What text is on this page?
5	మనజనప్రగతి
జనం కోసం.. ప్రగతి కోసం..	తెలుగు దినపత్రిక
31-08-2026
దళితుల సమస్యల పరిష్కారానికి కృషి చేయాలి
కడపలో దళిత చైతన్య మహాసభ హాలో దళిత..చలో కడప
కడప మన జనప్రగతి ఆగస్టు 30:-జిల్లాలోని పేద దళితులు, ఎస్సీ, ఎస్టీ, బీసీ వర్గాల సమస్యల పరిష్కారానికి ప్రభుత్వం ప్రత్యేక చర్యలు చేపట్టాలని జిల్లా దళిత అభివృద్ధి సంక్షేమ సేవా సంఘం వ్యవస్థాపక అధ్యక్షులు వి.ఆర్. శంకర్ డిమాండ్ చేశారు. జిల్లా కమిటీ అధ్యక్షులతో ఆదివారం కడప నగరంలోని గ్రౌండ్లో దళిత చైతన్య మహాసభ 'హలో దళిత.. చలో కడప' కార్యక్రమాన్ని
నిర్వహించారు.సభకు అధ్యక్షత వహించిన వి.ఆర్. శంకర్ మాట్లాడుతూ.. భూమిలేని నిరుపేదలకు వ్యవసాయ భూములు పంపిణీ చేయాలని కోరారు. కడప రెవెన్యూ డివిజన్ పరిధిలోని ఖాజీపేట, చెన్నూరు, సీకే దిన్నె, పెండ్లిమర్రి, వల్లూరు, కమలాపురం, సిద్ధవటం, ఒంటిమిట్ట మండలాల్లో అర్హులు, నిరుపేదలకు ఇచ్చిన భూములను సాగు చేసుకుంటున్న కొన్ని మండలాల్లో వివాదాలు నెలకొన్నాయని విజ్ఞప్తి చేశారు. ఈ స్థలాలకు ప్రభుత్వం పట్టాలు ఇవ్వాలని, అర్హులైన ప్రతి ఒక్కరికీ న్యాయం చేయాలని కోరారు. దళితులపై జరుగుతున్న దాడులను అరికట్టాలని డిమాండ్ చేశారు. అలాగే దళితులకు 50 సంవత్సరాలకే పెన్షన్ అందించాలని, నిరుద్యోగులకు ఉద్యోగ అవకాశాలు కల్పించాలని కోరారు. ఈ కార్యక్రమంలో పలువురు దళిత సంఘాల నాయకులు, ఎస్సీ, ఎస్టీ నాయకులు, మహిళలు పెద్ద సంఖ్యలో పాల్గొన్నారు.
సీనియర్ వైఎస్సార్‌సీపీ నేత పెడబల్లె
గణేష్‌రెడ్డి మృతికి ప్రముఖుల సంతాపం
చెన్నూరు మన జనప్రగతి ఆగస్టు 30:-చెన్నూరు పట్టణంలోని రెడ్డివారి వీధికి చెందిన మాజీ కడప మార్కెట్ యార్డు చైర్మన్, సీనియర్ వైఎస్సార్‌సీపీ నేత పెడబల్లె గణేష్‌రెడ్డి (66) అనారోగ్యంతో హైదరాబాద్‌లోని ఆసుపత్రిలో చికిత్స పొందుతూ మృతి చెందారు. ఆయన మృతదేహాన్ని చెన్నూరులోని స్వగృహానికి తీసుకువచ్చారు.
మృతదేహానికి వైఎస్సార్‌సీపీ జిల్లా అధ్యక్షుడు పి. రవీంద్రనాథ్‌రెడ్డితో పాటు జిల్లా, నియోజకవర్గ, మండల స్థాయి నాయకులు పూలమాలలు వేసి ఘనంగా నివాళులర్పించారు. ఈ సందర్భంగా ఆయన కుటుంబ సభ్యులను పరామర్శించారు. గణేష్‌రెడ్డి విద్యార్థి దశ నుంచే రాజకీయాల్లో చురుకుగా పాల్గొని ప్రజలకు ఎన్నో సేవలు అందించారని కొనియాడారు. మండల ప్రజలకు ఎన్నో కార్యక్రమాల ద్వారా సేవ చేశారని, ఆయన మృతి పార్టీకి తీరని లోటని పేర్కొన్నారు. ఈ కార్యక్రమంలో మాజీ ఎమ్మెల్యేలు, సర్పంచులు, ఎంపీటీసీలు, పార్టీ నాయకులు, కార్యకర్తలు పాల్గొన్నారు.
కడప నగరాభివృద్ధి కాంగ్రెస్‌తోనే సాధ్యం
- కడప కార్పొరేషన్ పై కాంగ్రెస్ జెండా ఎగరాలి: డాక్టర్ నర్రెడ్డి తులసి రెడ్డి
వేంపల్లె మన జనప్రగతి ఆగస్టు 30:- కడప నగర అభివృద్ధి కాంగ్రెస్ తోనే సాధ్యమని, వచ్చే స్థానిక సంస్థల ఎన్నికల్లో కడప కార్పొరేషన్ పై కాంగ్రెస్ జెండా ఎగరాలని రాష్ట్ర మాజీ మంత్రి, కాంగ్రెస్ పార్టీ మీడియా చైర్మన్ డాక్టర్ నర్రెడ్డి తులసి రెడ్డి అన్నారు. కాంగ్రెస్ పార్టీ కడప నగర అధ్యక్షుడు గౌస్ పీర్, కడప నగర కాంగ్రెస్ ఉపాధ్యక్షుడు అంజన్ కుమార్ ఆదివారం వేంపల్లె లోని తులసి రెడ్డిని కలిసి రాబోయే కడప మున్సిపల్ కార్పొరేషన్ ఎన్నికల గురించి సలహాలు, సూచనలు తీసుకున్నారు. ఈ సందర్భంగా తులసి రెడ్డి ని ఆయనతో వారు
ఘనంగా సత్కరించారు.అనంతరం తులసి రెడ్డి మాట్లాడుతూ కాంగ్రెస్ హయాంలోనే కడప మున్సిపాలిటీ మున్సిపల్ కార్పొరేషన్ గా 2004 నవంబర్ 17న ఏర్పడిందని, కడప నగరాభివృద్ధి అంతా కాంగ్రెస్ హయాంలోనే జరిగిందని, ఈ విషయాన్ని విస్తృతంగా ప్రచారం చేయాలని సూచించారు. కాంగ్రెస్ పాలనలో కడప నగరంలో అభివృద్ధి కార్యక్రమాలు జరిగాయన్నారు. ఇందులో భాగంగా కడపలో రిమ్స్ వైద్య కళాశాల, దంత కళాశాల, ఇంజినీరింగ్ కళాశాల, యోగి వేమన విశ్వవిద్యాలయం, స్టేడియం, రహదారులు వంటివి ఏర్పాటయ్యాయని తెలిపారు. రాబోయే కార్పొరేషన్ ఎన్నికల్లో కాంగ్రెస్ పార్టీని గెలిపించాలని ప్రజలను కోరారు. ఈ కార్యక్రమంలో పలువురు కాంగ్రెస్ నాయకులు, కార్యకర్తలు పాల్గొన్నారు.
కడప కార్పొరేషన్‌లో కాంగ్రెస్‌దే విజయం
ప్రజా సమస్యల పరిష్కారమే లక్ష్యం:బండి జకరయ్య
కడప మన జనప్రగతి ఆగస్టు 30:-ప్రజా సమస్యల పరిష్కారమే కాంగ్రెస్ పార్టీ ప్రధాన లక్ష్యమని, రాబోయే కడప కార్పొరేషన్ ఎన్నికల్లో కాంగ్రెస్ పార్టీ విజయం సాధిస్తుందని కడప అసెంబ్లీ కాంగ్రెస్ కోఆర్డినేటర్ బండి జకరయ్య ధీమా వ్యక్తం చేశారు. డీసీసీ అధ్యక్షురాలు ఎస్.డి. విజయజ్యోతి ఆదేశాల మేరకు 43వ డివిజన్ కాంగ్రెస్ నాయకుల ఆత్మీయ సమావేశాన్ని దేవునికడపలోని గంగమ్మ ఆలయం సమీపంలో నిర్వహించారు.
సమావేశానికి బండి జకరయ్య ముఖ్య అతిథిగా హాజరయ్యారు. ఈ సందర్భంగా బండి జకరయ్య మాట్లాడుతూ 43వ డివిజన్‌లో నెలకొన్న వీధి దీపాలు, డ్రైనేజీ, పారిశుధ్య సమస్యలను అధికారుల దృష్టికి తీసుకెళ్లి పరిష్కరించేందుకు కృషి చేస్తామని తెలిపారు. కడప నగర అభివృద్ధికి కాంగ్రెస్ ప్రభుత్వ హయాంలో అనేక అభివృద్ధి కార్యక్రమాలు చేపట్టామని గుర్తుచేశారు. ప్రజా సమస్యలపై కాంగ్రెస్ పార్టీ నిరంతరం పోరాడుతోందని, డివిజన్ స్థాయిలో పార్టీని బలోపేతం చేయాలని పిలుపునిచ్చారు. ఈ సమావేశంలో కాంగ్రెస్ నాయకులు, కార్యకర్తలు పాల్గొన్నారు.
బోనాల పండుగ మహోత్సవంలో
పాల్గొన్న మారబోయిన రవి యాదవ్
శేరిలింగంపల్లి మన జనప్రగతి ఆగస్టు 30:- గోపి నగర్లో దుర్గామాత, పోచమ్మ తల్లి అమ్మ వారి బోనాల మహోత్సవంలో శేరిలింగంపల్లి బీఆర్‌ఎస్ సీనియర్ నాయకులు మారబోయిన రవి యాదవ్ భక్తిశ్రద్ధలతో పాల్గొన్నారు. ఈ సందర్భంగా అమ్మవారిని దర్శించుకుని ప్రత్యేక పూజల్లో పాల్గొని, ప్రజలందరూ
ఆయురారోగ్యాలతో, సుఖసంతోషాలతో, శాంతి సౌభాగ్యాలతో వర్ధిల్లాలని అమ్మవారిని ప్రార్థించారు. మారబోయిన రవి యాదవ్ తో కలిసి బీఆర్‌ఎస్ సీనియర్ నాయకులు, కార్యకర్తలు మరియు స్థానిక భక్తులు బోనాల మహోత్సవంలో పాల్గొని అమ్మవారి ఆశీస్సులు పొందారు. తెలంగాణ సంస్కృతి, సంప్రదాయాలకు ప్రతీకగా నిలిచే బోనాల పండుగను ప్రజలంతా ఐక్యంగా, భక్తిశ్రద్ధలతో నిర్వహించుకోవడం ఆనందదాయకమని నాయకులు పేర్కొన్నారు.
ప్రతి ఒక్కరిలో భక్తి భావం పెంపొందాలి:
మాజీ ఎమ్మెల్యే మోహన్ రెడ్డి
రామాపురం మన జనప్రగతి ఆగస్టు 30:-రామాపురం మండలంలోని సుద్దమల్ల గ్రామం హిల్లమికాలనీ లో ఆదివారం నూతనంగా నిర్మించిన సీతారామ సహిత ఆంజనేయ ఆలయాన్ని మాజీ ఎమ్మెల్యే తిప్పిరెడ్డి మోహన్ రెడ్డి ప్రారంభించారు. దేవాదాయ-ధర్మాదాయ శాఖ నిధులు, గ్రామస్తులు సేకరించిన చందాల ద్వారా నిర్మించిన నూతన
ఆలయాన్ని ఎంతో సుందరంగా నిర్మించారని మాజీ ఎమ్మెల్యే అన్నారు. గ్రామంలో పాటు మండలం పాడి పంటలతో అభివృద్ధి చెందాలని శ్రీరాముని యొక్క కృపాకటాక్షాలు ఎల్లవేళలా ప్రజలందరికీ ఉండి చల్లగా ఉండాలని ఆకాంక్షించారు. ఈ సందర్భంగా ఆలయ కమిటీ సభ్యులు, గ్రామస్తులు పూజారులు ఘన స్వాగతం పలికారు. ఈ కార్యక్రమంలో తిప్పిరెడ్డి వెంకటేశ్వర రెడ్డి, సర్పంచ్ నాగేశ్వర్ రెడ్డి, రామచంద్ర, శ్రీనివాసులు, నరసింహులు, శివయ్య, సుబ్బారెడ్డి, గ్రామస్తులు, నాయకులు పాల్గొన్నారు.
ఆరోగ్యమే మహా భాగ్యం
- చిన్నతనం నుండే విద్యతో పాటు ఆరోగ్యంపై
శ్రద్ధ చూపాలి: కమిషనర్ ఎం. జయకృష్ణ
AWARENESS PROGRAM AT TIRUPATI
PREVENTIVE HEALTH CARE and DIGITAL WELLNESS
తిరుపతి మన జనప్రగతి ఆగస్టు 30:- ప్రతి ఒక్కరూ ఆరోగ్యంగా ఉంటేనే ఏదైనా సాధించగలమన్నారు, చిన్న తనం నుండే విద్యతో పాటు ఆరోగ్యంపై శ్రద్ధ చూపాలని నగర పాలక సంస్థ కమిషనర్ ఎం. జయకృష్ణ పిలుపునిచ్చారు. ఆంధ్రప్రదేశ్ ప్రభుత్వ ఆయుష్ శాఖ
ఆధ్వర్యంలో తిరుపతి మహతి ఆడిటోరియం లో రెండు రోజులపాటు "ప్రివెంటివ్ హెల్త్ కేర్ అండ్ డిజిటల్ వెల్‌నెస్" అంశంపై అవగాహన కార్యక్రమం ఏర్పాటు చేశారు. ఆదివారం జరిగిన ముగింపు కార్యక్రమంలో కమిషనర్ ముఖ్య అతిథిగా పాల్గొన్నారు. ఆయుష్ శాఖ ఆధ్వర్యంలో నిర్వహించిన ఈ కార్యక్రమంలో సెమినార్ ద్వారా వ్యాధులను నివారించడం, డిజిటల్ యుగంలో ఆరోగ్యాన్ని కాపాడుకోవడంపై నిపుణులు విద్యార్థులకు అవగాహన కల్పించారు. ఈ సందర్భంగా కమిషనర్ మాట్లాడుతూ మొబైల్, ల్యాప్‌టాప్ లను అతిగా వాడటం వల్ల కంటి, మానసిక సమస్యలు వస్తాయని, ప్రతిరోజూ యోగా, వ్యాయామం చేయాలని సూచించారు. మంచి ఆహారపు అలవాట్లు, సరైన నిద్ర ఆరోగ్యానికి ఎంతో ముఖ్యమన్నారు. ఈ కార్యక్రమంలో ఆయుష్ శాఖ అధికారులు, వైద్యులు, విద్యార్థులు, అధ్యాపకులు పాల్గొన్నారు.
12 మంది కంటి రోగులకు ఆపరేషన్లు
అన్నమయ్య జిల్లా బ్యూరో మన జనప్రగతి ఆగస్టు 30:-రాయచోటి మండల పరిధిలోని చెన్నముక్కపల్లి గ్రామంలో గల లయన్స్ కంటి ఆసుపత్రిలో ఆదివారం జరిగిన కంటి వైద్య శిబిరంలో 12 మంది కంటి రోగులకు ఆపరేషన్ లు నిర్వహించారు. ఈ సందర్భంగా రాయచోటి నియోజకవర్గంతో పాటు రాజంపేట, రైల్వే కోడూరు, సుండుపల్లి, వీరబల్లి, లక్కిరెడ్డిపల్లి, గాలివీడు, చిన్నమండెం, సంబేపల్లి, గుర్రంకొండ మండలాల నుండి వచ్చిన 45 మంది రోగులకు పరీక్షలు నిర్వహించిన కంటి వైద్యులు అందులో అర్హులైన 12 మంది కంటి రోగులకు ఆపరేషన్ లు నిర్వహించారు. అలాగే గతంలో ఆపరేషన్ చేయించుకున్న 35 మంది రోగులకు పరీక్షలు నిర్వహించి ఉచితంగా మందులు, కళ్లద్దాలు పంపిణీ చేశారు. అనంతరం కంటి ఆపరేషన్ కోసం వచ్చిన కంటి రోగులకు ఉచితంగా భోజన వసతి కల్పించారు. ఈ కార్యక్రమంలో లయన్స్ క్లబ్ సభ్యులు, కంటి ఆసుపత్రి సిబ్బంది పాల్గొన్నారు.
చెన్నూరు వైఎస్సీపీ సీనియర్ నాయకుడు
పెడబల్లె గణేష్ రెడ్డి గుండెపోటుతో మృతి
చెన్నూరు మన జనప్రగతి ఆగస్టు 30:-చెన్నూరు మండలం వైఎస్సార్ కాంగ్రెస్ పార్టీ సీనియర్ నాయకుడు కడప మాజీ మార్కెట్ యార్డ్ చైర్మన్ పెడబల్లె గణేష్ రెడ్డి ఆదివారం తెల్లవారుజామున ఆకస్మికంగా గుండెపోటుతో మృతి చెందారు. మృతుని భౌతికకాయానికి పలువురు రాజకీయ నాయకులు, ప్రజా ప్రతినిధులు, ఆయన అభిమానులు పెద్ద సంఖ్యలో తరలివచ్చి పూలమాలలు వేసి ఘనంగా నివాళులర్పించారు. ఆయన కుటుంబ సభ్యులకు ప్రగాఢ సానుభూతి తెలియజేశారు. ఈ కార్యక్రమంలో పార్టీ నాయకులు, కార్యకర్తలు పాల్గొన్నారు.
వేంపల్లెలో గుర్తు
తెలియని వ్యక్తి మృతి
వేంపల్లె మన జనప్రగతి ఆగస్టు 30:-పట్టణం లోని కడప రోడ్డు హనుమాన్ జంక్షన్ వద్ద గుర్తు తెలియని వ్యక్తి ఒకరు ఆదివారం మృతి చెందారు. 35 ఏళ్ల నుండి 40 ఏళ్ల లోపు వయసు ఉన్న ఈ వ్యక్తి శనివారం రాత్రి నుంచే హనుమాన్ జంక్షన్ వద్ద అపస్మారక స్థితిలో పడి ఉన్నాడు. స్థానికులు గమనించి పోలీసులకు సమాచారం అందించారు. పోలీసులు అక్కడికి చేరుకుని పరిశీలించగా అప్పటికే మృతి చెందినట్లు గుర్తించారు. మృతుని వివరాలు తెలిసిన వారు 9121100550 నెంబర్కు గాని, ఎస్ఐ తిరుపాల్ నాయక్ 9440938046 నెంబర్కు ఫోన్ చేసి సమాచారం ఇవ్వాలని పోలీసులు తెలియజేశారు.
####################
WHAT THE EXERCISE ASKS
Search the data above for the string "కడపల" and copy each line that has it.

WRITTEN ANSWER
కడపలో దళిత చైతన్య మహాసభ హాలో దళిత..చలో కడప
ఘనంగా సత్కరించారు.అనంతరం తులసి రెడ్డి మాట్లాడుతూ కాంగ్రెస్ హయాంలోనే కడప మున్సిపాలిటీ మున్సిపల్ కార్పొరేషన్ గా 2004 నవంబర్ 17న ఏర్పడిందని, కడప నగరాభివృద్ధి అంతా కాంగ్రెస్ హయాంలోనే జరిగిందని, ఈ విషయాన్ని విస్తృతంగా ప్రచారం చేయాలని సూచించారు. కాంగ్రెస్ పాలనలో కడప నగరంలో అభివృద్ధి కార్యక్రమాలు జరిగాయన్నారు. ఇందులో భాగంగా కడపలో రిమ్స్ వైద్య కళాశాల, దంత కళాశాల, ఇంజినీరింగ్ కళాశాల, యోగి వేమన విశ్వవిద్యాలయం, స్టేడియం, రహదారులు వంటివి ఏర్పాటయ్యాయని తెలిపారు. రాబోయే కార్పొరేషన్ ఎన్నికల్లో కాంగ్రెస్ పార్టీని గెలిపించాలని ప్రజలను కోరారు. ఈ కార్యక్రమంలో పలువురు కాంగ్రెస్ నాయకులు, కార్యకర్తలు పాల్గొన్నారు.
కడప మన జనప్రగతి ఆగస్టు 30:-ప్రజా సమస్యల పరిష్కారమే కాంగ్రెస్ పార్టీ ప్రధాన లక్ష్యమని, రాబోయే కడప కార్పొరేషన్ ఎన్నికల్లో కాంగ్రెస్ పార్టీ విజయం సాధిస్తుందని కడప అసెంబ్లీ కాంగ్రెస్ కోఆర్డినేటర్ బండి జకరయ్య ధీమా వ్యక్తం చేశారు. డీసీసీ అధ్యక్షురాలు ఎస్.డి. విజయజ్యోతి ఆదేశాల మేరకు 43వ డివిజన్ కాంగ్రెస్ నాయకుల ఆత్మీయ సమావేశాన్ని దేవునికడపలోని గంగమ్మ ఆలయం సమీపంలో నిర్వహించారు.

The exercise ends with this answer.